### TASK MATERIAL
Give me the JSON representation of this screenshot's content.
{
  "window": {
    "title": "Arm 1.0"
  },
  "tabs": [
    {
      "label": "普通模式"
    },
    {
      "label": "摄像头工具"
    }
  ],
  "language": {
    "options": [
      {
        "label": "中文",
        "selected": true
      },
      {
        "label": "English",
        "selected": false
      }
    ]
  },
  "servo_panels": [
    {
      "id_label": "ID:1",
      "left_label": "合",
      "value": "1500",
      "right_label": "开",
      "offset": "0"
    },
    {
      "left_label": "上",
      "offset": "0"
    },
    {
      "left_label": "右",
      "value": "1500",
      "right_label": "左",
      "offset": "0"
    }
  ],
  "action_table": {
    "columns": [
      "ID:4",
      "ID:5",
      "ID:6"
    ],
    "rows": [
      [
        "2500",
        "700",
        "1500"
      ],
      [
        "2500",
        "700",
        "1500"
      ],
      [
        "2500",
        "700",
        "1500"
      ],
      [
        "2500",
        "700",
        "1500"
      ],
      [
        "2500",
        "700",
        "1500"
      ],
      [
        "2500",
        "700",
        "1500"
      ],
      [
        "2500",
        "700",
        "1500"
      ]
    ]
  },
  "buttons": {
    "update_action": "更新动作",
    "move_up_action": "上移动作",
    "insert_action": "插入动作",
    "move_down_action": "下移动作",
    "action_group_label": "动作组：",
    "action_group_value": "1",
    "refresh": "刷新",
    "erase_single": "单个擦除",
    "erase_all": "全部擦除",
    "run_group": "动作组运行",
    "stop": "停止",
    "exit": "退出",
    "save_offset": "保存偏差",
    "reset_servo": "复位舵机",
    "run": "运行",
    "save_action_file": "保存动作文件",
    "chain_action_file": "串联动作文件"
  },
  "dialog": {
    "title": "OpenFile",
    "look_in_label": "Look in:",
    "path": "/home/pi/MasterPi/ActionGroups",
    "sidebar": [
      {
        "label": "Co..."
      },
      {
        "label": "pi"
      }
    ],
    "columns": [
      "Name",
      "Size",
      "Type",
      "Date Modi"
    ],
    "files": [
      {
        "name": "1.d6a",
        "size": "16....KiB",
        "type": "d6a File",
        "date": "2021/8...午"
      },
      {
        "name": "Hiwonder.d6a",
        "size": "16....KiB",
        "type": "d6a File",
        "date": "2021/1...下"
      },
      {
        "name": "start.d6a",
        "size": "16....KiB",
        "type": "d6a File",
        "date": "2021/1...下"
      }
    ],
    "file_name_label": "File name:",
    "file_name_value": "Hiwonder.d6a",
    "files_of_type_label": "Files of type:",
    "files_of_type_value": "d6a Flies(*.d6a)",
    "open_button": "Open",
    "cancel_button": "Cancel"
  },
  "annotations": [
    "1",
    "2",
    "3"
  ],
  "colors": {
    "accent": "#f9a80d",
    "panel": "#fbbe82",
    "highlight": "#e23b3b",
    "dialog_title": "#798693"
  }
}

### WRITTEN PROBLEM
Transcribe the entire listing above precisely.

### SOLVED EXERCISE
Give me the JSON representation of this screenshot's content.
{
  "window": {
    "title": "Arm 1.0"
  },
  "tabs": [
    {
      "label": "普通模式"
    },
    {
      "label": "摄像头工具"
    }
  ],
  "language": {
    "options": [
      {
        "label": "中文",
        "selected": true
      },
      {
        "label": "English",
        "selected": false
      }
    ]
  },
  "servo_panels": [
    {
      "id_label": "ID:1",
      "left_label": "合",
      "value": "1500",
      "right_label": "开",
      "offset": "0"
    },
    {
      "left_label": "上",
      "offset": "0"
    },
    {
      "left_label": "右",
      "value": "1500",
      "right_label": "左",
      "offset": "0"
    }
  ],
  "action_table": {
    "columns": [
      "ID:4",
      "ID:5",
      "ID:6"
    ],
    "rows": [
      [
        "2500",
        "700",
        "1500"
      ],
      [
        "2500",
        "700",
        "1500"
      ],
      [
        "2500",
        "700",
        "1500"
      ],
      [
        "2500",
        "700",
        "1500"
      ],
      [
        "2500",
        "700",
        "1500"
      ],
      [
        "2500",
        "700",
        "1500"
      ],
      [
        "2500",
        "700",
        "1500"
      ]
    ]
  },
  "buttons": {
    "update_action": "更新动作",
    "move_up_action": "上移动作",
    "insert_action": "插入动作",
    "move_down_action": "下移动作",
    "action_group_label": "动作组：",
    "action_group_value": "1",
    "refresh": "刷新",
    "erase_single": "单个擦除",
    "erase_all": "全部擦除",
    "run_group": "动作组运行",
    "stop": "停止",
    "exit": "退出",
    "save_offset": "保存偏差",
    "reset_servo": "复位舵机",
    "run": "运行",
    "save_action_file": "保存动作文件",
    "chain_action_file": "串联动作文件"
  },
  "dialog": {
    "title": "OpenFile",
    "look_in_label": "Look in:",
    "path": "/home/pi/MasterPi/ActionGroups",
    "sidebar": [
      {
        "label": "Co..."
      },
      {
        "label": "pi"
      }
    ],
    "columns": [
      "Name",
      "Size",
      "Type",
      "Date Modi"
    ],
    "files": [
      {
        "name": "1.d6a",
        "size": "16....KiB",
        "type": "d6a File",
        "date": "2021/8...午"
      },
      {
        "name": "Hiwonder.d6a",
        "size": "16....KiB",
        "type": "d6a File",
        "date": "2021/1...下"
      },
      {
        "name": "start.d6a",
        "size": "16....KiB",
        "type": "d6a File",
        "date": "2021/1...下"
      }
    ],
    "file_name_label": "File name:",
    "file_name_value": "Hiwonder.d6a",
    "files_of_type_label": "Files of type:",
    "files_of_type_value": "d6a Flies(*.d6a)",
    "open_button": "Open",
    "cancel_button": "Cancel"
  },
  "annotations": [
    "1",
    "2",
    "3"
  ],
  "colors": {
    "accent": "#f9a80d",
    "panel": "#fbbe82",
    "highlight": "#e23b3b",
    "dialog_title": "#798693"
  }
}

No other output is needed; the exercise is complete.